- [TASK TO CARRY OUT]: Identify the lines that contain the word "name", then copy them.

- [DATA SHOWN]:
'''
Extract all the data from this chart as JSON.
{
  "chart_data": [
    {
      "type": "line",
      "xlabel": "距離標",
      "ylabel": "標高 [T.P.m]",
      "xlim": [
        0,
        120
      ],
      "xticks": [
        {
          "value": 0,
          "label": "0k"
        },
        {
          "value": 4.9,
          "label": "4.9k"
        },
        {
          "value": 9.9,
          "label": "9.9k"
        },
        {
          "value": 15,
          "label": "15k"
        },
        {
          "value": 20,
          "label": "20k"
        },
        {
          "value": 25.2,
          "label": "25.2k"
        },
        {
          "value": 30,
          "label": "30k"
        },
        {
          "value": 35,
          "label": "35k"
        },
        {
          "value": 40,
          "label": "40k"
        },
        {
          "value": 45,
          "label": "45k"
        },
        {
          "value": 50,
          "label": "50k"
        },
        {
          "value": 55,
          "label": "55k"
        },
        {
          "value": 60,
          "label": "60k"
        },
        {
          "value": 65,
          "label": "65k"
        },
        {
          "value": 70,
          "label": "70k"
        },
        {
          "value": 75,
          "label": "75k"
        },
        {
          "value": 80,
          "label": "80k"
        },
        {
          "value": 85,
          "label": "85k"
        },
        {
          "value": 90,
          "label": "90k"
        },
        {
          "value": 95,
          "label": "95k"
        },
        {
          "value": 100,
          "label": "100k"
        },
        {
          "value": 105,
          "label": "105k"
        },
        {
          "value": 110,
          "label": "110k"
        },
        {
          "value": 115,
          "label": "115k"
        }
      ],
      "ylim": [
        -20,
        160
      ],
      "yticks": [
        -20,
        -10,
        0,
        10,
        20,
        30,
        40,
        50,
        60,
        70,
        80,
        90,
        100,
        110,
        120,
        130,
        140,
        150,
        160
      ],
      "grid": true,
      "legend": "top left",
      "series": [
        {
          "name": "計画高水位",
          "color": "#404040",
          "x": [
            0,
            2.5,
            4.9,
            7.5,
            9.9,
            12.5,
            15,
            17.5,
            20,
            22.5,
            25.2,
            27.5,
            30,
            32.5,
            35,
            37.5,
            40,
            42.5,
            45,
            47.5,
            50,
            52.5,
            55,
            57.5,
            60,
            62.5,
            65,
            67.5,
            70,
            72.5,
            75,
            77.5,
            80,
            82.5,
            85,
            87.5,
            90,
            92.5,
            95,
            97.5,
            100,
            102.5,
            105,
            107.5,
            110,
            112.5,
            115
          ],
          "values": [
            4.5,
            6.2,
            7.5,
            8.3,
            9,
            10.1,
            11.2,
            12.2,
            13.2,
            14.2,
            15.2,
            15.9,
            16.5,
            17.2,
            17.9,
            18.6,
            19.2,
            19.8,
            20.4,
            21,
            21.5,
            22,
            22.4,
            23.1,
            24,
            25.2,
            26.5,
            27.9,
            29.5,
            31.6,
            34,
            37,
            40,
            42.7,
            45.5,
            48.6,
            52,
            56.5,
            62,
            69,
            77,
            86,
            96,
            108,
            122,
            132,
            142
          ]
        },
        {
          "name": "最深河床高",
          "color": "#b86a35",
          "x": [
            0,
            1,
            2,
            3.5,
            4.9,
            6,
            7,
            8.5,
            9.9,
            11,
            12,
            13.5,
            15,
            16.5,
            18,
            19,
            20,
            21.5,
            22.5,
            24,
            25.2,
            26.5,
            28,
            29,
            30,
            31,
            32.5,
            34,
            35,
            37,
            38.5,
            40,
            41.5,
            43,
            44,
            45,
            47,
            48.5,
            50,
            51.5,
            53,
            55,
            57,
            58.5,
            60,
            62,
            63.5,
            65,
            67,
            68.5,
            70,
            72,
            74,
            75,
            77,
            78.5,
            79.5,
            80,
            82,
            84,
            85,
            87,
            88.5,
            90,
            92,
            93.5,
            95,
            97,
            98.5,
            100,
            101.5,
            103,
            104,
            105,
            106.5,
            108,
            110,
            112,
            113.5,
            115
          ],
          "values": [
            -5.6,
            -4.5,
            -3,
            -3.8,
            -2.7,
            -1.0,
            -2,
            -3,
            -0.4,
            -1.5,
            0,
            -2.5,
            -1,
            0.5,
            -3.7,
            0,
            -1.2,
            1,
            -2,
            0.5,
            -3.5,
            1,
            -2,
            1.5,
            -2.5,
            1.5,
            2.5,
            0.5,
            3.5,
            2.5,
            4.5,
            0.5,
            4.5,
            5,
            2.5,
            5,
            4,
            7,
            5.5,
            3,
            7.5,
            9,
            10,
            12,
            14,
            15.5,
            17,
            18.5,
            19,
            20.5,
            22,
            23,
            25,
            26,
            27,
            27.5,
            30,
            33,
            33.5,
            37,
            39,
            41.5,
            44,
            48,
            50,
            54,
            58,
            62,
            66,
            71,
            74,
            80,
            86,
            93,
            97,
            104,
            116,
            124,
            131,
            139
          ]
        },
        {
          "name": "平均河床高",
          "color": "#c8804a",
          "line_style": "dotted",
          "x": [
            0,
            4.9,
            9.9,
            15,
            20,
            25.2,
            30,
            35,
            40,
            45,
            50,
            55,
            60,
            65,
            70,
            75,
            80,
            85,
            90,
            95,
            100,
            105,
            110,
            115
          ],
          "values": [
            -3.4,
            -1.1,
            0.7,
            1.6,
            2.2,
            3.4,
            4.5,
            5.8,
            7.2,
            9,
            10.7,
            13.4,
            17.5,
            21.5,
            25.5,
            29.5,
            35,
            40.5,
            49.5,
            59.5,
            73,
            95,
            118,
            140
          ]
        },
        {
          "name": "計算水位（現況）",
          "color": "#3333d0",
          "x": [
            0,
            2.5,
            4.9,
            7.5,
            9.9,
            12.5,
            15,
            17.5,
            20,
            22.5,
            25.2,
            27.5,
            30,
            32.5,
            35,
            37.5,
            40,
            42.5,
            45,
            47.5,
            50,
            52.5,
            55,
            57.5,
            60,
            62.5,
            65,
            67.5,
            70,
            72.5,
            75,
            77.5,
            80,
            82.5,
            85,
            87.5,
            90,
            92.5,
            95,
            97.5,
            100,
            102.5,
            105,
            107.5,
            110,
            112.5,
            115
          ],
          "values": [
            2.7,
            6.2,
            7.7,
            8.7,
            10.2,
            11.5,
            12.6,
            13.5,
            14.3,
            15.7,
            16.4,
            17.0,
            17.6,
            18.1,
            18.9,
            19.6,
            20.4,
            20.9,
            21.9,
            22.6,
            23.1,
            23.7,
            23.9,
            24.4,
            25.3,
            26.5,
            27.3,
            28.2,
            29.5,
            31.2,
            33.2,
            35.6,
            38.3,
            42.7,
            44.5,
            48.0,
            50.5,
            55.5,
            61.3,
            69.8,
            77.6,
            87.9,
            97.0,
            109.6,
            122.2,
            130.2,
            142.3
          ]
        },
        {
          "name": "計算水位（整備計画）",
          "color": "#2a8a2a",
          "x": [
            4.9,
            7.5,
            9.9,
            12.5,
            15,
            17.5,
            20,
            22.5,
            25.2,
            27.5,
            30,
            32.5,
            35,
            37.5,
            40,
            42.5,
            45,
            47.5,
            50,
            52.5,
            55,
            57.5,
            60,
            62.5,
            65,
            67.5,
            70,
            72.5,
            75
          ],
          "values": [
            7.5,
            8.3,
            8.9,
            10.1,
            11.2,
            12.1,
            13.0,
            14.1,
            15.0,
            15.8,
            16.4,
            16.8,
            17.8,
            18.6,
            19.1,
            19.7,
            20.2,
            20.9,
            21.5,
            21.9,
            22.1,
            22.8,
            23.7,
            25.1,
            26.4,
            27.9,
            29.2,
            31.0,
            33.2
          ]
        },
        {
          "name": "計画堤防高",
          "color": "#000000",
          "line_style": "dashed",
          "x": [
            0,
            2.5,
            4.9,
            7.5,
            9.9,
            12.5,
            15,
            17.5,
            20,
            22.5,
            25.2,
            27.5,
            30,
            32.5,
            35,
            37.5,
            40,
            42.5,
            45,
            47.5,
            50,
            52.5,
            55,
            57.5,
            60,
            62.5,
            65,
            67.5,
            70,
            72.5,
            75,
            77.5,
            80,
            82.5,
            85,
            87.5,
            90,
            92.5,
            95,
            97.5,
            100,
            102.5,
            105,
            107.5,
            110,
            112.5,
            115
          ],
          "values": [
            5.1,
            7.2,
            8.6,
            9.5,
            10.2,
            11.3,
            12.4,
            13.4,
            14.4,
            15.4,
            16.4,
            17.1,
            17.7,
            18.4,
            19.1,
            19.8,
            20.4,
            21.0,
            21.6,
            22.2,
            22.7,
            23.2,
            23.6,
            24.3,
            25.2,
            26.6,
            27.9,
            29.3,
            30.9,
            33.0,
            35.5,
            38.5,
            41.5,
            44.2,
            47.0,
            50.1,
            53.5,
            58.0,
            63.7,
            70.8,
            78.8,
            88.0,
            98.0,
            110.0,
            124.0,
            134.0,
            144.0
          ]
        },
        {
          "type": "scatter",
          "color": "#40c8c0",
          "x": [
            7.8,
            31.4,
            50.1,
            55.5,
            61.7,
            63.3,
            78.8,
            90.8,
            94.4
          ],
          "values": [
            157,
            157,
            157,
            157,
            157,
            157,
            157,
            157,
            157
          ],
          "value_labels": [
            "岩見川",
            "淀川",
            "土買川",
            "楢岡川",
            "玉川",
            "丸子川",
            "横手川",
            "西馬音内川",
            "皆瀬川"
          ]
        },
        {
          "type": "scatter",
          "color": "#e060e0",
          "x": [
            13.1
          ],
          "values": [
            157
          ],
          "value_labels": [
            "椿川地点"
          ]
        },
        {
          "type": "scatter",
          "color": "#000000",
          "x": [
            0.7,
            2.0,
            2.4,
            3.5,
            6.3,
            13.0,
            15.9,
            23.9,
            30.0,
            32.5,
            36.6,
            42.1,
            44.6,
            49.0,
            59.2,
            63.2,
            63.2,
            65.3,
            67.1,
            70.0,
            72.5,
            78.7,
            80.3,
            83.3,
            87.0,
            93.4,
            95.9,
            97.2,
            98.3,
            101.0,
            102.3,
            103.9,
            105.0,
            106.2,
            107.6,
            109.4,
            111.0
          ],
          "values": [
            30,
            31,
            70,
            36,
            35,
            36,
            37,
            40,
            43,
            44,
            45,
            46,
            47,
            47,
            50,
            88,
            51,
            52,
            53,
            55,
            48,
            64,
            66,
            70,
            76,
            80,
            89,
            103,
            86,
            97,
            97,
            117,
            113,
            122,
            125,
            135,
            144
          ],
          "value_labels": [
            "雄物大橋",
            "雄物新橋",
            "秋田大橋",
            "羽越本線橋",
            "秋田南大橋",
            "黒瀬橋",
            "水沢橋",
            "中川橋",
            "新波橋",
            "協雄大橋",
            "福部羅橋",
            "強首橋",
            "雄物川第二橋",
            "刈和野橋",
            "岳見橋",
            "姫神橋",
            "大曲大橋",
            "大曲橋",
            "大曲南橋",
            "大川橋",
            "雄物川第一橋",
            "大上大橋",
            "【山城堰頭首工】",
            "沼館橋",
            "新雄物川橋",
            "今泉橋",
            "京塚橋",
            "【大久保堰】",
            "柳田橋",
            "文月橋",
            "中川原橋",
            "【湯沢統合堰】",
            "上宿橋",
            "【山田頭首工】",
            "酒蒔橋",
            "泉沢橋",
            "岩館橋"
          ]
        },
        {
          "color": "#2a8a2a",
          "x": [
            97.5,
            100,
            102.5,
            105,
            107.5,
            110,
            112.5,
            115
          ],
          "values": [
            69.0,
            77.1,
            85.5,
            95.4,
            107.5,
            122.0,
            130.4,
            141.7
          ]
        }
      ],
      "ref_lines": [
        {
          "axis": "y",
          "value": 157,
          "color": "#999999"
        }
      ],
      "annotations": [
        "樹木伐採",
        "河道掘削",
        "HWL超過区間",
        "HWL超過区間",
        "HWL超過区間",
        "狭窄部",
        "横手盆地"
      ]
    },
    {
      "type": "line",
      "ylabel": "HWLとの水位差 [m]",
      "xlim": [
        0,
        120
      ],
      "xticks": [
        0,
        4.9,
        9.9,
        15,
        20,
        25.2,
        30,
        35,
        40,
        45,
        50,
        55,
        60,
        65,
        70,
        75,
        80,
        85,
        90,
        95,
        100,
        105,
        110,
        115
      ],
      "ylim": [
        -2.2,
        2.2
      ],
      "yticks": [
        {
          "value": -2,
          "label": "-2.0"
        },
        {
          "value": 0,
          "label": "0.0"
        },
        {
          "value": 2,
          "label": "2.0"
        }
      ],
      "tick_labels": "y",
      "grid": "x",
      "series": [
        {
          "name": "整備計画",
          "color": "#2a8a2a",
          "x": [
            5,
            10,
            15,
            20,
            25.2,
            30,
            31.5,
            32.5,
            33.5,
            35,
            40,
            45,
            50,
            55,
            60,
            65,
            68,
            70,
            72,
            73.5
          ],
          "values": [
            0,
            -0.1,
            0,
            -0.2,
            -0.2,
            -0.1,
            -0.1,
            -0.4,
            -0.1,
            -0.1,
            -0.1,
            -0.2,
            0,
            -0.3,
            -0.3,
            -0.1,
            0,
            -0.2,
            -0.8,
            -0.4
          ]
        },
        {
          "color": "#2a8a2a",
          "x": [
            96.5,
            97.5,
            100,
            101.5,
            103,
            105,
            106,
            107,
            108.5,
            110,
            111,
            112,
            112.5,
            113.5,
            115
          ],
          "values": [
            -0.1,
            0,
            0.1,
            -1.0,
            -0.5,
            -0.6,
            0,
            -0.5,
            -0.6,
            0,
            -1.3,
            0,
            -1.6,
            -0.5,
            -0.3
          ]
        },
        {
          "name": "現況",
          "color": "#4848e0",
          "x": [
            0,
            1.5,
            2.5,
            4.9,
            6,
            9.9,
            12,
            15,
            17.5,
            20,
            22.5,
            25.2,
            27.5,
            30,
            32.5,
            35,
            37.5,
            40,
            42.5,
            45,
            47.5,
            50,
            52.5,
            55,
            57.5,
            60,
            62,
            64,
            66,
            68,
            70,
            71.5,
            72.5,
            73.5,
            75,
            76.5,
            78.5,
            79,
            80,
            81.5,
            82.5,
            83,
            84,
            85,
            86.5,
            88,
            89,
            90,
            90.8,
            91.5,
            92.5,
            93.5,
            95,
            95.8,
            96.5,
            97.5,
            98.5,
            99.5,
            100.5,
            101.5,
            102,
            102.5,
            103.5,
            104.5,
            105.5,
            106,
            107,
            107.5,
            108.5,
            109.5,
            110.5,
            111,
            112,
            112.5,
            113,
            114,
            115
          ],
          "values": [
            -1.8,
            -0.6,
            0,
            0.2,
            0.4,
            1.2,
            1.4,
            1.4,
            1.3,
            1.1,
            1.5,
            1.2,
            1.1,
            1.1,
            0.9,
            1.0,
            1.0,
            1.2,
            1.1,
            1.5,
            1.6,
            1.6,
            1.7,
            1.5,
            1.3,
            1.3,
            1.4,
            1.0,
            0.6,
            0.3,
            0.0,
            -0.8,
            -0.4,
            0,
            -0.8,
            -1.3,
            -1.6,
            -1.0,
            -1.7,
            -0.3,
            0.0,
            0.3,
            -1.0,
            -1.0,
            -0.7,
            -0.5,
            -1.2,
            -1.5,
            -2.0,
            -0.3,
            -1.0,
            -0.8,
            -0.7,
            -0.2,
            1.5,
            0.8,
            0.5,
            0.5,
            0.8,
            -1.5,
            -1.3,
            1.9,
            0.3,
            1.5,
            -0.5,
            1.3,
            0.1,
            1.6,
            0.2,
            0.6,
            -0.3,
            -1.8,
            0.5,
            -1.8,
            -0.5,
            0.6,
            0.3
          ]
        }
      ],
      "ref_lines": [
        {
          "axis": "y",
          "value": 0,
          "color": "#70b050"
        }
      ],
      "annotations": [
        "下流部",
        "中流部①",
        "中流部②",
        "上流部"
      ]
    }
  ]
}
'''
- [COMPLETE ANSWER]:
          "name": "計画高水位",
          "name": "最深河床高",
          "name": "平均河床高",
          "name": "計算水位（現況）",
          "name": "計算水位（整備計画）",
          "name": "計画堤防高",
          "name": "整備計画",
          "name": "現況",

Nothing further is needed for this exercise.